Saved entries
## Start

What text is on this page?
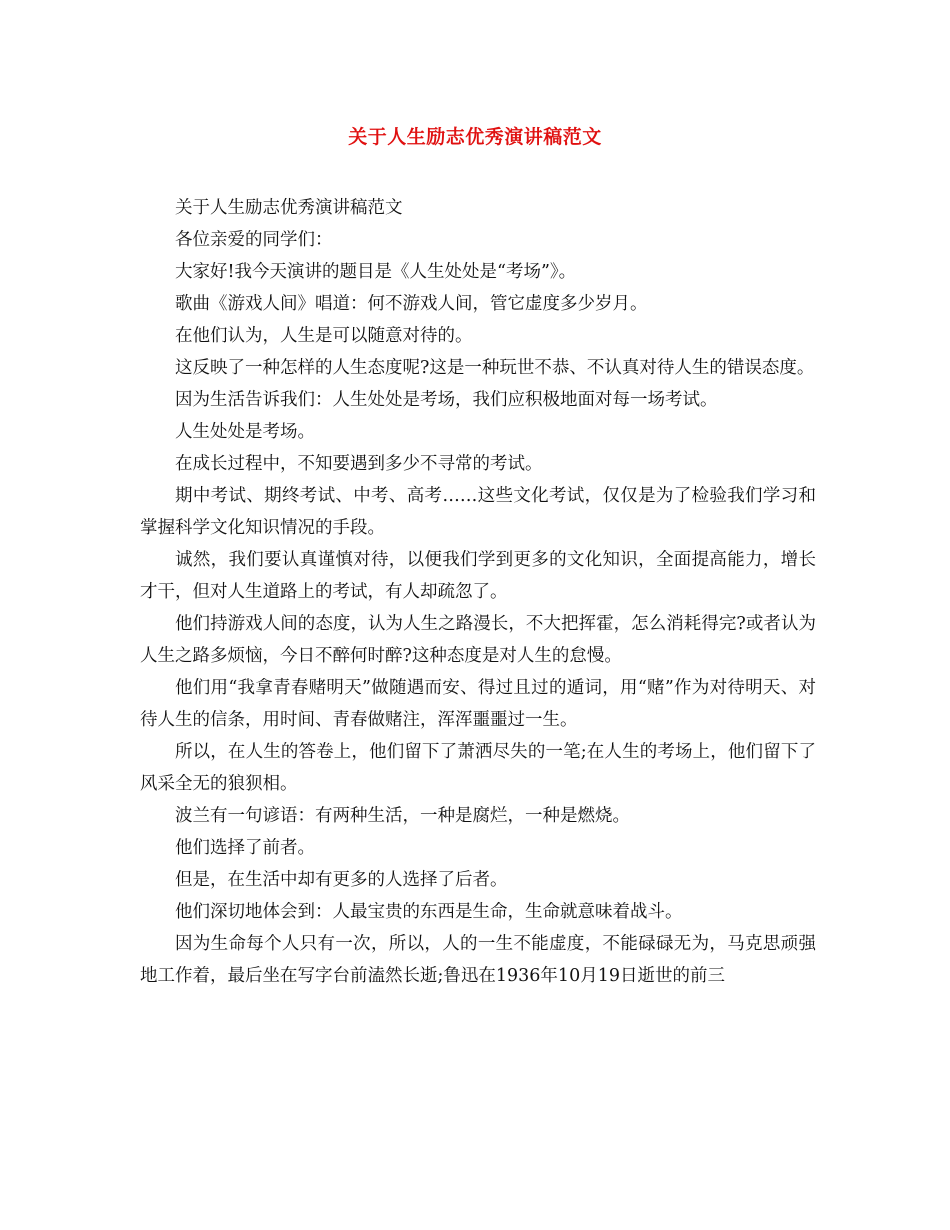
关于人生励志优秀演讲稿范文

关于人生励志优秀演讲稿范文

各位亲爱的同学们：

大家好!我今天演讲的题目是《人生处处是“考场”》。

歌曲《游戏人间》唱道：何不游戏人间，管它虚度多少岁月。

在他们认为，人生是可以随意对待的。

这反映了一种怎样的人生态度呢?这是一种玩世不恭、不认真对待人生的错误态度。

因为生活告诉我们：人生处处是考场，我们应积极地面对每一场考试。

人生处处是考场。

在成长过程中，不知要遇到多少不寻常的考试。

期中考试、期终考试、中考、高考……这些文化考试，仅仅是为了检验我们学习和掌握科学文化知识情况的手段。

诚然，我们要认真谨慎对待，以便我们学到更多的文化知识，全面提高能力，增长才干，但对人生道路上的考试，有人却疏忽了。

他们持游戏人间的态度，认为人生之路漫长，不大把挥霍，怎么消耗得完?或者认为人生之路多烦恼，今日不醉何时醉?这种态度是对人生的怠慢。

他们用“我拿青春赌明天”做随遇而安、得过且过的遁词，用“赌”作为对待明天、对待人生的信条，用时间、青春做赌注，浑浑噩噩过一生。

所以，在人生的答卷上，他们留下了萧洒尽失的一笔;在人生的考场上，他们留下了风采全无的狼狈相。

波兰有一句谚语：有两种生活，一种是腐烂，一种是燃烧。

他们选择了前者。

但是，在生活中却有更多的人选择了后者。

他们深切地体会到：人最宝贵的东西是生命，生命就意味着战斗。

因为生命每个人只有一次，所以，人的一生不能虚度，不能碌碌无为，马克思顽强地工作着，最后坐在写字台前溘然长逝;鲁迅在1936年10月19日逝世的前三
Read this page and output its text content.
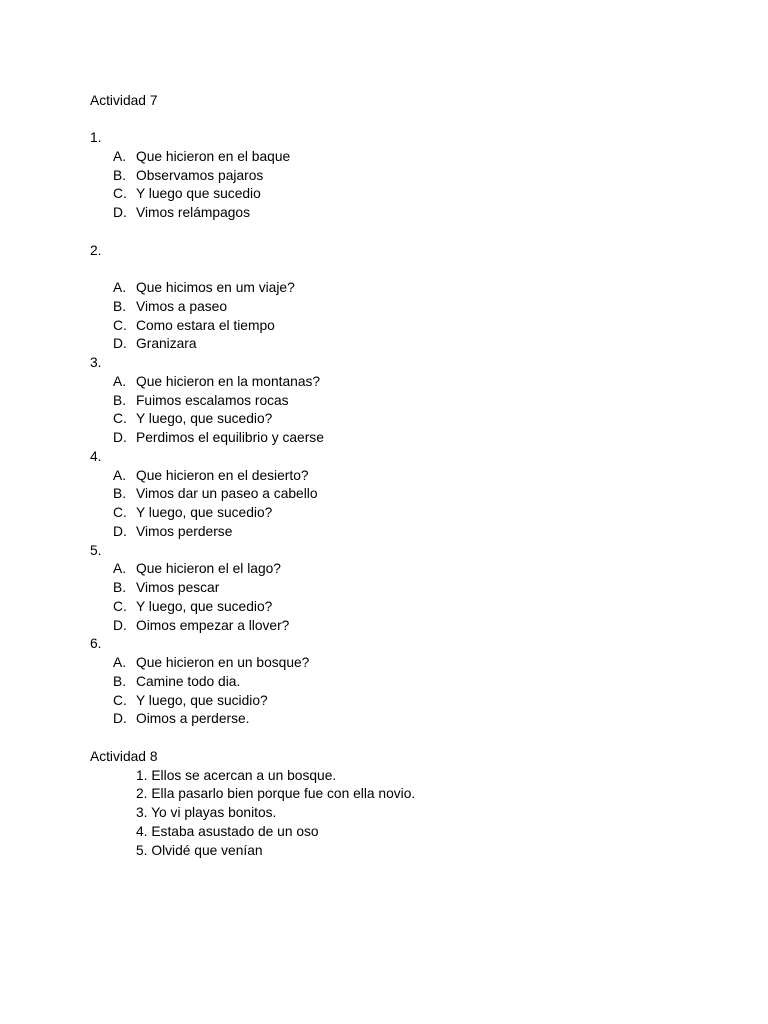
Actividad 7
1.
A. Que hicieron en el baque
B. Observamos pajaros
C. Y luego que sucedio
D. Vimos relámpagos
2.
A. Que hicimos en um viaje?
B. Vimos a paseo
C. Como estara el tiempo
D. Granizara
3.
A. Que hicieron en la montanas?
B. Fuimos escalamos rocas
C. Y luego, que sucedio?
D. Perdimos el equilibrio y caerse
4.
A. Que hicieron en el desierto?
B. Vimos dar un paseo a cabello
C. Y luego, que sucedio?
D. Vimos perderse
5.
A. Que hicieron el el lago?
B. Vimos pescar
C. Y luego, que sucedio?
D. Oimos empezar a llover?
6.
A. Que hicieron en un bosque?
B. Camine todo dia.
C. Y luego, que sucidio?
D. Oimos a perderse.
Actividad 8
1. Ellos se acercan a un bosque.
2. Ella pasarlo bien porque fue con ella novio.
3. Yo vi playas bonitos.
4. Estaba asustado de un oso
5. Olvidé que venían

## End

* STATED PROBLEM
Give the data again exactly as written, with all pictures left out.

* OUTPUT FOR THIS TASK
What text is on this page?
关于人生励志优秀演讲稿范文

关于人生励志优秀演讲稿范文

各位亲爱的同学们：

大家好!我今天演讲的题目是《人生处处是“考场”》。

歌曲《游戏人间》唱道：何不游戏人间，管它虚度多少岁月。

在他们认为，人生是可以随意对待的。

这反映了一种怎样的人生态度呢?这是一种玩世不恭、不认真对待人生的错误态度。

因为生活告诉我们：人生处处是考场，我们应积极地面对每一场考试。

人生处处是考场。

在成长过程中，不知要遇到多少不寻常的考试。

期中考试、期终考试、中考、高考……这些文化考试，仅仅是为了检验我们学习和掌握科学文化知识情况的手段。

诚然，我们要认真谨慎对待，以便我们学到更多的文化知识，全面提高能力，增长才干，但对人生道路上的考试，有人却疏忽了。

他们持游戏人间的态度，认为人生之路漫长，不大把挥霍，怎么消耗得完?或者认为人生之路多烦恼，今日不醉何时醉?这种态度是对人生的怠慢。

他们用“我拿青春赌明天”做随遇而安、得过且过的遁词，用“赌”作为对待明天、对待人生的信条，用时间、青春做赌注，浑浑噩噩过一生。

所以，在人生的答卷上，他们留下了萧洒尽失的一笔;在人生的考场上，他们留下了风采全无的狼狈相。

波兰有一句谚语：有两种生活，一种是腐烂，一种是燃烧。

他们选择了前者。

但是，在生活中却有更多的人选择了后者。

他们深切地体会到：人最宝贵的东西是生命，生命就意味着战斗。

因为生命每个人只有一次，所以，人的一生不能虚度，不能碌碌无为，马克思顽强地工作着，最后坐在写字台前溘然长逝;鲁迅在1936年10月19日逝世的前三
Read this page and output its text content.
Actividad 7
1.
A. Que hicieron en el baque
B. Observamos pajaros
C. Y luego que sucedio
D. Vimos relámpagos
2.
A. Que hicimos en um viaje?
B. Vimos a paseo
C. Como estara el tiempo
D. Granizara
3.
A. Que hicieron en la montanas?
B. Fuimos escalamos rocas
C. Y luego, que sucedio?
D. Perdimos el equilibrio y caerse
4.
A. Que hicieron en el desierto?
B. Vimos dar un paseo a cabello
C. Y luego, que sucedio?
D. Vimos perderse
5.
A. Que hicieron el el lago?
B. Vimos pescar
C. Y luego, que sucedio?
D. Oimos empezar a llover?
6.
A. Que hicieron en un bosque?
B. Camine todo dia.
C. Y luego, que sucidio?
D. Oimos a perderse.
Actividad 8
1. Ellos se acercan a un bosque.
2. Ella pasarlo bien porque fue con ella novio.
3. Yo vi playas bonitos.
4. Estaba asustado de un oso
5. Olvidé que venían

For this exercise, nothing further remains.